*Work to complete:* Rename every "table-row" to "process-row" in the listing, from the line with "cell-pr: 20 — [180, 209, 200, 228]" to the line with "cell-ni: 0 — [228, 508, 238, 527]", and reproduce only those lines with everything else unchanged.

-------

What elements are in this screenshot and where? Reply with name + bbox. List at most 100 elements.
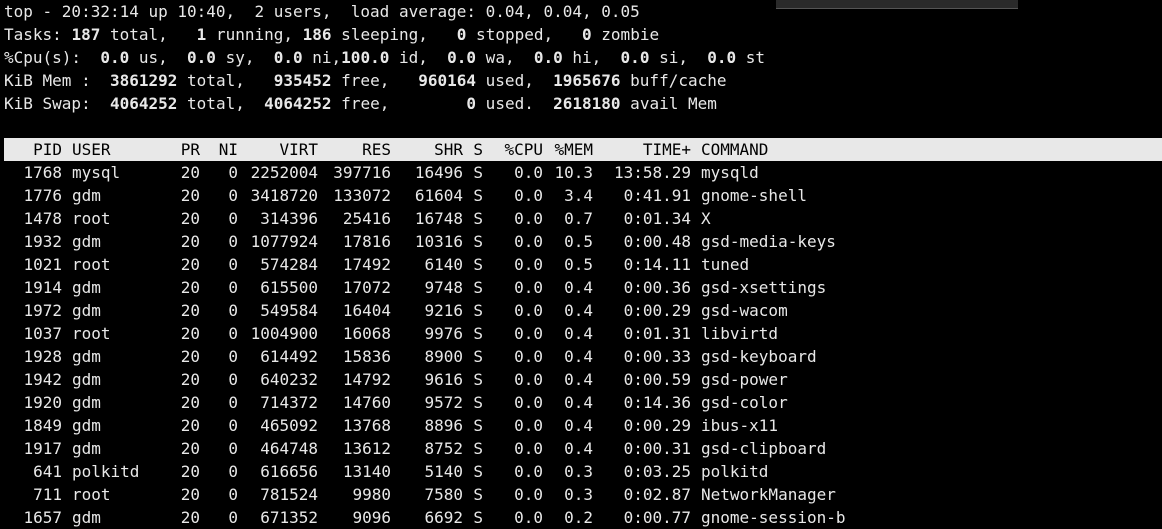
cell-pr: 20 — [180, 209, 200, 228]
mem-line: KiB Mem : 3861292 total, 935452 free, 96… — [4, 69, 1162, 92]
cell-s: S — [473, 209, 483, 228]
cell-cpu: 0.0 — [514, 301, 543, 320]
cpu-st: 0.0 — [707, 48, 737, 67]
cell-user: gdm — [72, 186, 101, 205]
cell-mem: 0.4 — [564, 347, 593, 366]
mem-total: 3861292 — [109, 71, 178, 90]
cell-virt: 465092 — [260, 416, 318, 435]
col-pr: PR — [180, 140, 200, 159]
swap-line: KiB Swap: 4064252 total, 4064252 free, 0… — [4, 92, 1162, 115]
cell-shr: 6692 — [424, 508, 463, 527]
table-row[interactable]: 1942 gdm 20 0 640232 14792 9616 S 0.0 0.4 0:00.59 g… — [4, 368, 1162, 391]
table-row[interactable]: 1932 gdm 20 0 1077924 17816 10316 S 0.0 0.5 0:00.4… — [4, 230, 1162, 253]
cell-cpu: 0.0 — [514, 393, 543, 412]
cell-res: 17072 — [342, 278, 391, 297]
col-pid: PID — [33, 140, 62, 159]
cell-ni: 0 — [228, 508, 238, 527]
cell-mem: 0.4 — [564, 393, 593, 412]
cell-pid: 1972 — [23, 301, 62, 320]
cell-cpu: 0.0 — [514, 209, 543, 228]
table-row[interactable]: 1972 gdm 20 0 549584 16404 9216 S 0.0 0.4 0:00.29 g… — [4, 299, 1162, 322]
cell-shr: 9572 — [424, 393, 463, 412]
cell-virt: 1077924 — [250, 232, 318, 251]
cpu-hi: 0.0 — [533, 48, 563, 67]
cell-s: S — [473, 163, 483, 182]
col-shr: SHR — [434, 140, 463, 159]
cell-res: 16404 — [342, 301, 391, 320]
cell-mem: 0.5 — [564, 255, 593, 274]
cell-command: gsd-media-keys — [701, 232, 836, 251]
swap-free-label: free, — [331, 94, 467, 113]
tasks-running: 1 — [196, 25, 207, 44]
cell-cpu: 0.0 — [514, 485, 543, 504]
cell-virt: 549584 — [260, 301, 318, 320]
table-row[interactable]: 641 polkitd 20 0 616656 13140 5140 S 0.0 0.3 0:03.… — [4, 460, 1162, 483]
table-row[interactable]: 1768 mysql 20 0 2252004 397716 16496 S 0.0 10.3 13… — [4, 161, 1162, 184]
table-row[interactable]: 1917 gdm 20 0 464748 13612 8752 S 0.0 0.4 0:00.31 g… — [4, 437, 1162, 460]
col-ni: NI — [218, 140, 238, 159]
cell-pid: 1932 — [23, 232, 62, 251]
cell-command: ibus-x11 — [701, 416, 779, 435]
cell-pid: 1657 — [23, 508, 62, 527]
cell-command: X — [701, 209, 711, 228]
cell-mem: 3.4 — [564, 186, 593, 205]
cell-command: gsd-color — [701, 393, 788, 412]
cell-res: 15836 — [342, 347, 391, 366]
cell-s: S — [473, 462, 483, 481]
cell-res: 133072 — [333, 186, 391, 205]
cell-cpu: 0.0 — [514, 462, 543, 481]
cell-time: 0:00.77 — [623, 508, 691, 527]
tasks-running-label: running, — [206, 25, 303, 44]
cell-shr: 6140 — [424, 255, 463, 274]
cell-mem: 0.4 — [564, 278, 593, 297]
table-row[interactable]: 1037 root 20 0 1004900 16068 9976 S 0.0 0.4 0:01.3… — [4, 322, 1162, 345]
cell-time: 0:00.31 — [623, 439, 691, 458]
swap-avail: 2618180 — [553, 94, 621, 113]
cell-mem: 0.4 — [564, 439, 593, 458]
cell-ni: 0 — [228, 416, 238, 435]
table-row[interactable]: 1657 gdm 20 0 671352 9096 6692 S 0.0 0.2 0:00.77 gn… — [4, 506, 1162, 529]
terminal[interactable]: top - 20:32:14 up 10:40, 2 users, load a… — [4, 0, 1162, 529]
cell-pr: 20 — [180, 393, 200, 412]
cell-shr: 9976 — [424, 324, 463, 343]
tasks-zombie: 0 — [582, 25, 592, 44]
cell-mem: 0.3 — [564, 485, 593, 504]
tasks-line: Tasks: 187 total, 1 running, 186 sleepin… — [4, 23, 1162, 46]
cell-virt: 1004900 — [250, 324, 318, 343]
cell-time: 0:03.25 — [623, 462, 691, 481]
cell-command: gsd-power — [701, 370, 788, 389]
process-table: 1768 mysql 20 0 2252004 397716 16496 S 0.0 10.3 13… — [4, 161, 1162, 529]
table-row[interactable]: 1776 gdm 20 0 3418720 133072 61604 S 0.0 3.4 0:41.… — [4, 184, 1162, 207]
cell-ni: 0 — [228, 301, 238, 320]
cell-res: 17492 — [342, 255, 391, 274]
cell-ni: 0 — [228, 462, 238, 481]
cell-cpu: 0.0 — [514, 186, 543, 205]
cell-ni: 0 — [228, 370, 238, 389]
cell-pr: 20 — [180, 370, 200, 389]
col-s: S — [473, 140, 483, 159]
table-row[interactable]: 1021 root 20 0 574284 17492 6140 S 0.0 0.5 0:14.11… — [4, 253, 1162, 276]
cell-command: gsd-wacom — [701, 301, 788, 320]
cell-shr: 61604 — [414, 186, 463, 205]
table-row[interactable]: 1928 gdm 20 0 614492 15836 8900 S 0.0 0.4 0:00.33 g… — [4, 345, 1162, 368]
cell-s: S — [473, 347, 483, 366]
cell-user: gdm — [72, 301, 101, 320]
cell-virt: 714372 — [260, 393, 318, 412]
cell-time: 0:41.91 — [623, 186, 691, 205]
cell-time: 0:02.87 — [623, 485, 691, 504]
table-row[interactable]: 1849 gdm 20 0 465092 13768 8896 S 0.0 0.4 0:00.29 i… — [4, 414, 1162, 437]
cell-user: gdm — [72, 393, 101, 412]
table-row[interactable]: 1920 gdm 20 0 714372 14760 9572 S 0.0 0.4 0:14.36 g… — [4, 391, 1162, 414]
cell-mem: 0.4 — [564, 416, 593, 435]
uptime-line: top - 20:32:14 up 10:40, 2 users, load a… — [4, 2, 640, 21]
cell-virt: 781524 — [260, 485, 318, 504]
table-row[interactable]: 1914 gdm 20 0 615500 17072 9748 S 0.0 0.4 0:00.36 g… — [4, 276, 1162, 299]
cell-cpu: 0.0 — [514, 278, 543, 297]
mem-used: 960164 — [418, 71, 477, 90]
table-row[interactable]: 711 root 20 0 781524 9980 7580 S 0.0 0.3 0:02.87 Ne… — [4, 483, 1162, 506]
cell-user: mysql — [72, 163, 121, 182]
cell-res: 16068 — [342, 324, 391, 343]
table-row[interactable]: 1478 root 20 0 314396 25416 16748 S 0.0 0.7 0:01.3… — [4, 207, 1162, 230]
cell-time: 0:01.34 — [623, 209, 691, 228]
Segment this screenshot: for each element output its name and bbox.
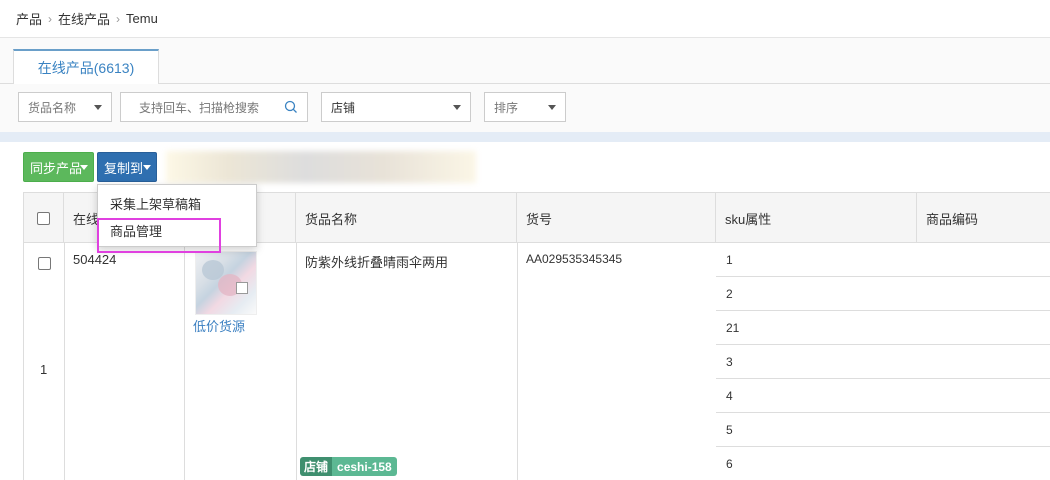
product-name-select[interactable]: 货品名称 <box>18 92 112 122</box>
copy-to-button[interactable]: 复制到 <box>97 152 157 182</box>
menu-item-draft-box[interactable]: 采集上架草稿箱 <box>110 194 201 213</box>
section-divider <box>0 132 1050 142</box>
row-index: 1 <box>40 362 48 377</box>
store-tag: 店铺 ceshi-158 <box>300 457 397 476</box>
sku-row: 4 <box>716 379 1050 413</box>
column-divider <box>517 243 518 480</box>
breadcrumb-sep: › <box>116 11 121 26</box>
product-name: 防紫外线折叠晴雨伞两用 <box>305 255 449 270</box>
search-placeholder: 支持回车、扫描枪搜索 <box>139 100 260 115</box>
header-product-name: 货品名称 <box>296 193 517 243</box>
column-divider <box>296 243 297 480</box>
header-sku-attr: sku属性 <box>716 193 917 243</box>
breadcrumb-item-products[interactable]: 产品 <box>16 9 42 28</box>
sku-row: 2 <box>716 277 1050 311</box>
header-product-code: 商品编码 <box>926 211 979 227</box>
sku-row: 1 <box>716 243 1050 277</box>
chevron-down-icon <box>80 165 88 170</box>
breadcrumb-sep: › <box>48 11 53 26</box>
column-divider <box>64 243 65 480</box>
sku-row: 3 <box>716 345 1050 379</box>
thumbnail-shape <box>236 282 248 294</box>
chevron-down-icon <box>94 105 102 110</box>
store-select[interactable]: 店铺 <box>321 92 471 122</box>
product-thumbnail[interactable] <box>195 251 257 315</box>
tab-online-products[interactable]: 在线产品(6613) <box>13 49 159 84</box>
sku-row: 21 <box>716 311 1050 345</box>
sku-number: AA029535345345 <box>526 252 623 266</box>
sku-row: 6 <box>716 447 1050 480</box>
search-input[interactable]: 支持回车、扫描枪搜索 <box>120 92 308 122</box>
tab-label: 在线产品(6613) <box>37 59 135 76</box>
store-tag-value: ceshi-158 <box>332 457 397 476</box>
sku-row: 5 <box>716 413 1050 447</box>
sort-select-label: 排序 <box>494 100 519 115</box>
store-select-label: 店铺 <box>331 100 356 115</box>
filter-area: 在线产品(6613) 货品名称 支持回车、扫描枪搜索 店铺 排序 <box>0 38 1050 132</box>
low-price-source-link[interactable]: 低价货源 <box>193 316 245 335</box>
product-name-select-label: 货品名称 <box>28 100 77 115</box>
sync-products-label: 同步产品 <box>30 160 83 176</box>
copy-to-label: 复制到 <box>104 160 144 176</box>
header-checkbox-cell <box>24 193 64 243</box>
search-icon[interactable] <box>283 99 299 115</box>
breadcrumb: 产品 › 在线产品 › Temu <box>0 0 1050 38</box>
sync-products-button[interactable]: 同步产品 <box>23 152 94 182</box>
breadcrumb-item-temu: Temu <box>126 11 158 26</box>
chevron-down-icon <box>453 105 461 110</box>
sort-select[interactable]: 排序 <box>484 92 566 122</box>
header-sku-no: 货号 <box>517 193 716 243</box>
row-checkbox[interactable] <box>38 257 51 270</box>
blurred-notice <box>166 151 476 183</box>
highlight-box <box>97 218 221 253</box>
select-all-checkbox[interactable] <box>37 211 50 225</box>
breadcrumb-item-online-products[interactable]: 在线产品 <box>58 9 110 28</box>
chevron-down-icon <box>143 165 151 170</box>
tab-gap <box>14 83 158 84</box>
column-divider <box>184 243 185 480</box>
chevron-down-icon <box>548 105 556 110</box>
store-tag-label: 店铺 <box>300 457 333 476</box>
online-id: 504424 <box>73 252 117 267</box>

-------

*Answer to the task:*
cell-pr: 20 — [180, 209, 200, 228]
mem-line: KiB Mem : 3861292 total, 935452 free, 96… — [4, 69, 1162, 92]
cell-s: S — [473, 209, 483, 228]
cell-cpu: 0.0 — [514, 301, 543, 320]
cpu-st: 0.0 — [707, 48, 737, 67]
cell-user: gdm — [72, 186, 101, 205]
cell-mem: 0.4 — [564, 347, 593, 366]
mem-total: 3861292 — [109, 71, 178, 90]
cell-virt: 465092 — [260, 416, 318, 435]
col-pr: PR — [180, 140, 200, 159]
swap-line: KiB Swap: 4064252 total, 4064252 free, 0… — [4, 92, 1162, 115]
cell-shr: 6692 — [424, 508, 463, 527]
process-row[interactable]: 1942 gdm 20 0 640232 14792 9616 S 0.0 0.4 0:00.59 g… — [4, 368, 1162, 391]
process-row[interactable]: 1932 gdm 20 0 1077924 17816 10316 S 0.0 0.5 0:00.4… — [4, 230, 1162, 253]
cell-cpu: 0.0 — [514, 393, 543, 412]
cell-res: 17072 — [342, 278, 391, 297]
col-pid: PID — [33, 140, 62, 159]
cell-ni: 0 — [228, 508, 238, 527]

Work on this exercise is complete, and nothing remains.